→ What is needed
Omit every picture and return the rest of the data unaltered.

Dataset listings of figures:
◇ ◇ ◇ ◇ ◇ ◇ ◇

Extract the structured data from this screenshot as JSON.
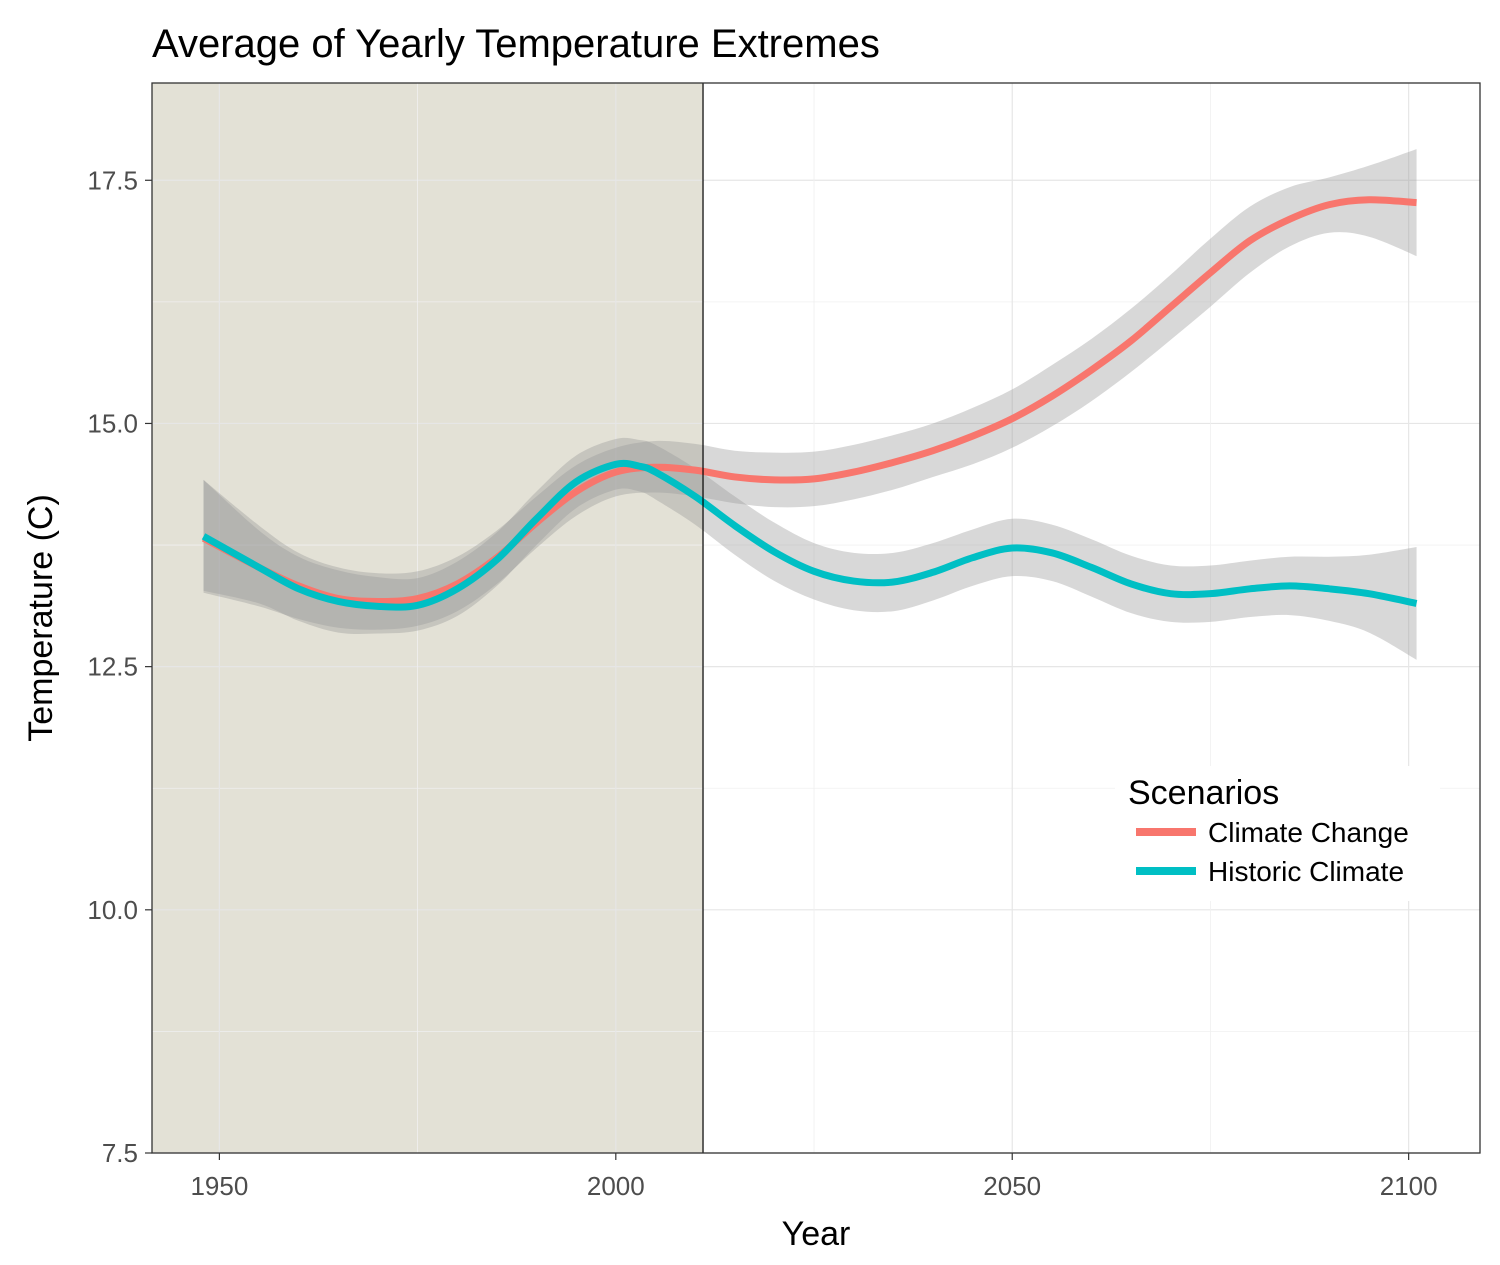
{
  "chart_data": {
    "type": "line",
    "title": "Average of Yearly Temperature Extremes",
    "xlabel": "Year",
    "ylabel": "Temperature (C)",
    "xlim": [
      1941.5,
      2109
    ],
    "ylim": [
      7.5,
      18.5
    ],
    "x_ticks": [
      1950,
      2000,
      2050,
      2100
    ],
    "x_tick_labels": [
      "1950",
      "2000",
      "2050",
      "2100"
    ],
    "y_ticks": [
      7.5,
      10.0,
      12.5,
      15.0,
      17.5
    ],
    "y_tick_labels": [
      "7.5",
      "10.0",
      "12.5",
      "15.0",
      "17.5"
    ],
    "grid": true,
    "shaded_region": {
      "from": 1941.5,
      "to": 2011,
      "color": "#e3e1d6"
    },
    "vertical_line": 2011,
    "legend": {
      "title": "Scenarios",
      "position": "right"
    },
    "series": [
      {
        "name": "Climate Change",
        "color": "#f8766d",
        "x": [
          1948,
          1955,
          1960,
          1965,
          1970,
          1975,
          1980,
          1985,
          1990,
          1995,
          2000,
          2005,
          2010,
          2015,
          2020,
          2025,
          2030,
          2035,
          2040,
          2045,
          2050,
          2055,
          2060,
          2065,
          2070,
          2075,
          2080,
          2085,
          2090,
          2095,
          2101
        ],
        "y": [
          13.82,
          13.52,
          13.33,
          13.2,
          13.17,
          13.2,
          13.35,
          13.62,
          13.98,
          14.3,
          14.5,
          14.55,
          14.52,
          14.45,
          14.42,
          14.43,
          14.5,
          14.6,
          14.72,
          14.87,
          15.05,
          15.28,
          15.55,
          15.85,
          16.2,
          16.55,
          16.88,
          17.1,
          17.25,
          17.3,
          17.27
        ],
        "ci_lower": [
          13.26,
          13.12,
          12.99,
          12.9,
          12.88,
          12.92,
          13.07,
          13.35,
          13.72,
          14.05,
          14.25,
          14.29,
          14.25,
          14.18,
          14.14,
          14.15,
          14.22,
          14.32,
          14.45,
          14.58,
          14.75,
          14.97,
          15.23,
          15.53,
          15.86,
          16.2,
          16.55,
          16.82,
          16.96,
          16.92,
          16.72
        ],
        "ci_upper": [
          14.42,
          13.95,
          13.67,
          13.52,
          13.46,
          13.48,
          13.63,
          13.9,
          14.25,
          14.57,
          14.75,
          14.82,
          14.79,
          14.72,
          14.7,
          14.71,
          14.78,
          14.88,
          15.0,
          15.16,
          15.35,
          15.6,
          15.87,
          16.18,
          16.53,
          16.9,
          17.23,
          17.43,
          17.53,
          17.65,
          17.82
        ]
      },
      {
        "name": "Historic Climate",
        "color": "#00bfc4",
        "x": [
          1948,
          1955,
          1960,
          1965,
          1970,
          1975,
          1980,
          1985,
          1990,
          1995,
          2000,
          2003,
          2005,
          2010,
          2015,
          2020,
          2025,
          2030,
          2035,
          2040,
          2045,
          2050,
          2055,
          2060,
          2065,
          2070,
          2075,
          2080,
          2085,
          2090,
          2095,
          2101
        ],
        "y": [
          13.84,
          13.52,
          13.3,
          13.17,
          13.12,
          13.13,
          13.3,
          13.6,
          14.02,
          14.4,
          14.58,
          14.56,
          14.5,
          14.25,
          13.95,
          13.68,
          13.48,
          13.38,
          13.37,
          13.47,
          13.62,
          13.72,
          13.67,
          13.52,
          13.35,
          13.25,
          13.25,
          13.3,
          13.33,
          13.3,
          13.25,
          13.15
        ],
        "ci_lower": [
          13.28,
          13.15,
          12.97,
          12.85,
          12.84,
          12.87,
          13.02,
          13.33,
          13.75,
          14.13,
          14.32,
          14.3,
          14.22,
          13.96,
          13.65,
          13.38,
          13.19,
          13.08,
          13.07,
          13.18,
          13.33,
          13.43,
          13.38,
          13.22,
          13.05,
          12.96,
          12.96,
          13.01,
          13.03,
          12.97,
          12.85,
          12.57
        ],
        "ci_upper": [
          14.42,
          13.9,
          13.63,
          13.49,
          13.42,
          13.41,
          13.58,
          13.88,
          14.3,
          14.67,
          14.84,
          14.83,
          14.78,
          14.54,
          14.25,
          13.98,
          13.77,
          13.67,
          13.67,
          13.77,
          13.91,
          14.02,
          13.96,
          13.81,
          13.64,
          13.54,
          13.54,
          13.59,
          13.63,
          13.63,
          13.65,
          13.73
        ]
      }
    ]
  }
}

◇ ◇ ◇ ◇ ◇ ◇ ◇

→ Reply
Extract the structured data from this screenshot as JSON.
{
  "chart_data": {
    "type": "line",
    "title": "Average of Yearly Temperature Extremes",
    "xlabel": "Year",
    "ylabel": "Temperature (C)",
    "xlim": [
      1941.5,
      2109
    ],
    "ylim": [
      7.5,
      18.5
    ],
    "x_ticks": [
      1950,
      2000,
      2050,
      2100
    ],
    "x_tick_labels": [
      "1950",
      "2000",
      "2050",
      "2100"
    ],
    "y_ticks": [
      7.5,
      10.0,
      12.5,
      15.0,
      17.5
    ],
    "y_tick_labels": [
      "7.5",
      "10.0",
      "12.5",
      "15.0",
      "17.5"
    ],
    "grid": true,
    "shaded_region": {
      "from": 1941.5,
      "to": 2011,
      "color": "#e3e1d6"
    },
    "vertical_line": 2011,
    "legend": {
      "title": "Scenarios",
      "position": "right"
    },
    "series": [
      {
        "name": "Climate Change",
        "color": "#f8766d",
        "x": [
          1948,
          1955,
          1960,
          1965,
          1970,
          1975,
          1980,
          1985,
          1990,
          1995,
          2000,
          2005,
          2010,
          2015,
          2020,
          2025,
          2030,
          2035,
          2040,
          2045,
          2050,
          2055,
          2060,
          2065,
          2070,
          2075,
          2080,
          2085,
          2090,
          2095,
          2101
        ],
        "y": [
          13.82,
          13.52,
          13.33,
          13.2,
          13.17,
          13.2,
          13.35,
          13.62,
          13.98,
          14.3,
          14.5,
          14.55,
          14.52,
          14.45,
          14.42,
          14.43,
          14.5,
          14.6,
          14.72,
          14.87,
          15.05,
          15.28,
          15.55,
          15.85,
          16.2,
          16.55,
          16.88,
          17.1,
          17.25,
          17.3,
          17.27
        ],
        "ci_lower": [
          13.26,
          13.12,
          12.99,
          12.9,
          12.88,
          12.92,
          13.07,
          13.35,
          13.72,
          14.05,
          14.25,
          14.29,
          14.25,
          14.18,
          14.14,
          14.15,
          14.22,
          14.32,
          14.45,
          14.58,
          14.75,
          14.97,
          15.23,
          15.53,
          15.86,
          16.2,
          16.55,
          16.82,
          16.96,
          16.92,
          16.72
        ],
        "ci_upper": [
          14.42,
          13.95,
          13.67,
          13.52,
          13.46,
          13.48,
          13.63,
          13.9,
          14.25,
          14.57,
          14.75,
          14.82,
          14.79,
          14.72,
          14.7,
          14.71,
          14.78,
          14.88,
          15.0,
          15.16,
          15.35,
          15.6,
          15.87,
          16.18,
          16.53,
          16.9,
          17.23,
          17.43,
          17.53,
          17.65,
          17.82
        ]
      },
      {
        "name": "Historic Climate",
        "color": "#00bfc4",
        "x": [
          1948,
          1955,
          1960,
          1965,
          1970,
          1975,
          1980,
          1985,
          1990,
          1995,
          2000,
          2003,
          2005,
          2010,
          2015,
          2020,
          2025,
          2030,
          2035,
          2040,
          2045,
          2050,
          2055,
          2060,
          2065,
          2070,
          2075,
          2080,
          2085,
          2090,
          2095,
          2101
        ],
        "y": [
          13.84,
          13.52,
          13.3,
          13.17,
          13.12,
          13.13,
          13.3,
          13.6,
          14.02,
          14.4,
          14.58,
          14.56,
          14.5,
          14.25,
          13.95,
          13.68,
          13.48,
          13.38,
          13.37,
          13.47,
          13.62,
          13.72,
          13.67,
          13.52,
          13.35,
          13.25,
          13.25,
          13.3,
          13.33,
          13.3,
          13.25,
          13.15
        ],
        "ci_lower": [
          13.28,
          13.15,
          12.97,
          12.85,
          12.84,
          12.87,
          13.02,
          13.33,
          13.75,
          14.13,
          14.32,
          14.3,
          14.22,
          13.96,
          13.65,
          13.38,
          13.19,
          13.08,
          13.07,
          13.18,
          13.33,
          13.43,
          13.38,
          13.22,
          13.05,
          12.96,
          12.96,
          13.01,
          13.03,
          12.97,
          12.85,
          12.57
        ],
        "ci_upper": [
          14.42,
          13.9,
          13.63,
          13.49,
          13.42,
          13.41,
          13.58,
          13.88,
          14.3,
          14.67,
          14.84,
          14.83,
          14.78,
          14.54,
          14.25,
          13.98,
          13.77,
          13.67,
          13.67,
          13.77,
          13.91,
          14.02,
          13.96,
          13.81,
          13.64,
          13.54,
          13.54,
          13.59,
          13.63,
          13.63,
          13.65,
          13.73
        ]
      }
    ]
  }
}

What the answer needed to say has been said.